# [EXTRACTED TEXT]
■ ■ ■ ■

My relationship to the revolution and to Qiyada street took a sharp turn on June 3, 2019. On the eve of the night before the massacre, I had been planning to go to the sit-in after breaking my fast. The day after next was Eid al-Fitr, and a mass prayer in front of the military headquarters had been organized by the Sudanese Professionals Association. The energy leading up to the day was bound to be bustling and energizing. At the conclusion of the night’s taraweeh prayers, it started pouring rain and the power went out at Qiyada street, so I did not go. I told myself I would just go tomorrow, and if not tomorrow, I would go the next day. The sit-in was immortal. There would always be an opportunity to go.
The following morning, I woke up to a de facto lockdown, the constant whizzing sound of gunshots, and an internet blackout. The revolution, as I had come to know it, was over.
A part of me felt naïve for thinking it could even exist. The courage and fearlessness I had seen in the revolutionaries on Qiyada street and beyond assured me that I had every reason to think that the goals of the revolution were achievable. Maybe they would be in a world where individual agency was not limited by the structures imposed around it. A world where neocolonialism by way of the US, China, and Qatar (among others); Saudi Arabia and the UAE’s imperial campaigns in Yemen, and their use of janjaweed mercenaries to sustain it; and the long-standing relationship between the Sudanese government and the state’s military infrastructure did not define Sudan’s past, present and future.

■ ■ ■ ■

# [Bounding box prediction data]
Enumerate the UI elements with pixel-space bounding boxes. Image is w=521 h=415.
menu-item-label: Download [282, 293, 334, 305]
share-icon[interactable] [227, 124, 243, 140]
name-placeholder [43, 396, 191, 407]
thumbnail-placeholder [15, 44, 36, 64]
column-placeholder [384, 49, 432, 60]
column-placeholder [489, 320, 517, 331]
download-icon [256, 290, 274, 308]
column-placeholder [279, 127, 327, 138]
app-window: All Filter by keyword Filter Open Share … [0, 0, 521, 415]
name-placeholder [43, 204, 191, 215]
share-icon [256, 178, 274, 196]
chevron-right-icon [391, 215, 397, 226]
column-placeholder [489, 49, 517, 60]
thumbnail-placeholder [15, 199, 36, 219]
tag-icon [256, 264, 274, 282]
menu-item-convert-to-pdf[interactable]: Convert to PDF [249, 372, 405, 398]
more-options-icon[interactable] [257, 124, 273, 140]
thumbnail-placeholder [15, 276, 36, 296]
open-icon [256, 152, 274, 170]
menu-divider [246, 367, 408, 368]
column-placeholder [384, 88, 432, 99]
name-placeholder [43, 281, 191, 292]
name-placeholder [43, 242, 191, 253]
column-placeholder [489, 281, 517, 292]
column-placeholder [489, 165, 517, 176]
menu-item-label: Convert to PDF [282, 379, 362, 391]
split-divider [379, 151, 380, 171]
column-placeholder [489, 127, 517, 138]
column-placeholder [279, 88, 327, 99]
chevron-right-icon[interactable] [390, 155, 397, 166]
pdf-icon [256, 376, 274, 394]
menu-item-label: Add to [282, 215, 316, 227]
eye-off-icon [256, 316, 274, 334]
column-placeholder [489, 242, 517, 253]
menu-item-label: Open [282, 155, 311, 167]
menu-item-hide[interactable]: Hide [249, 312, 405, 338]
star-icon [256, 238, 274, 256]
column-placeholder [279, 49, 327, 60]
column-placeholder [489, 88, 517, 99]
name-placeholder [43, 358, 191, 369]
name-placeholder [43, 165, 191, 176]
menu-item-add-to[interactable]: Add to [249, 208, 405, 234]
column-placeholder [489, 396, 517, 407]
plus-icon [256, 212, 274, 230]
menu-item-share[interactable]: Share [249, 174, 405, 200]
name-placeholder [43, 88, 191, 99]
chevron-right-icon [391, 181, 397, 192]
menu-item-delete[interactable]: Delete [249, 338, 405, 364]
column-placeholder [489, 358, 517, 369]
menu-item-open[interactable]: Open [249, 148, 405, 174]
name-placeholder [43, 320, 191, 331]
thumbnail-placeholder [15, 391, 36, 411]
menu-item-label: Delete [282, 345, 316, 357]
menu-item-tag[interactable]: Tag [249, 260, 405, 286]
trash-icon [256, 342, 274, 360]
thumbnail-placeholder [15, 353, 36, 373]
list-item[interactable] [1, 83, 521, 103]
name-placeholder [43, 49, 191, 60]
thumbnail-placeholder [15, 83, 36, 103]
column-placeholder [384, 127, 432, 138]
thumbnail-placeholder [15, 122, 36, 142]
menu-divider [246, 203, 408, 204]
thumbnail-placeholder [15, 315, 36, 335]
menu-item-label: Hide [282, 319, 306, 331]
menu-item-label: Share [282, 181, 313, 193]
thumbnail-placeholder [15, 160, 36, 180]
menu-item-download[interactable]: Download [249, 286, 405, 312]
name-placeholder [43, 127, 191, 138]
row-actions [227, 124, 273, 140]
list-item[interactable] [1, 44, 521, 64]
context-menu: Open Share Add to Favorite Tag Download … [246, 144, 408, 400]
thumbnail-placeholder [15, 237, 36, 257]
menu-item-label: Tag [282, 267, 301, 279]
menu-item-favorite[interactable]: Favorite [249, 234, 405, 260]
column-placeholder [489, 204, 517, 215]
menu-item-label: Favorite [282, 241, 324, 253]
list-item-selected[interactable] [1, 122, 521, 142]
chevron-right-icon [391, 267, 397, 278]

■ ■ ■ ■

# [ACTIVITY]
From the text about the Qiyada street sit-in, reproduce the stretch from "The following morning, I" through "present and future." word for word.

# [ANSWER]
The following morning, I woke up to a de facto lockdown, the constant whizzing sound of gunshots, and an internet blackout. The revolution, as I had come to know it, was over.
A part of me felt naïve for thinking it could even exist. The courage and fearlessness I had seen in the revolutionaries on Qiyada street and beyond assured me that I had every reason to think that the goals of the revolution were achievable. Maybe they would be in a world where individual agency was not limited by the structures imposed around it. A world where neocolonialism by way of the US, China, and Qatar (among others); Saudi Arabia and the UAE’s imperial campaigns in Yemen, and their use of janjaweed mercenaries to sustain it; and the long-standing relationship between the Sudanese government and the state’s military infrastructure did not define Sudan’s past, present and future.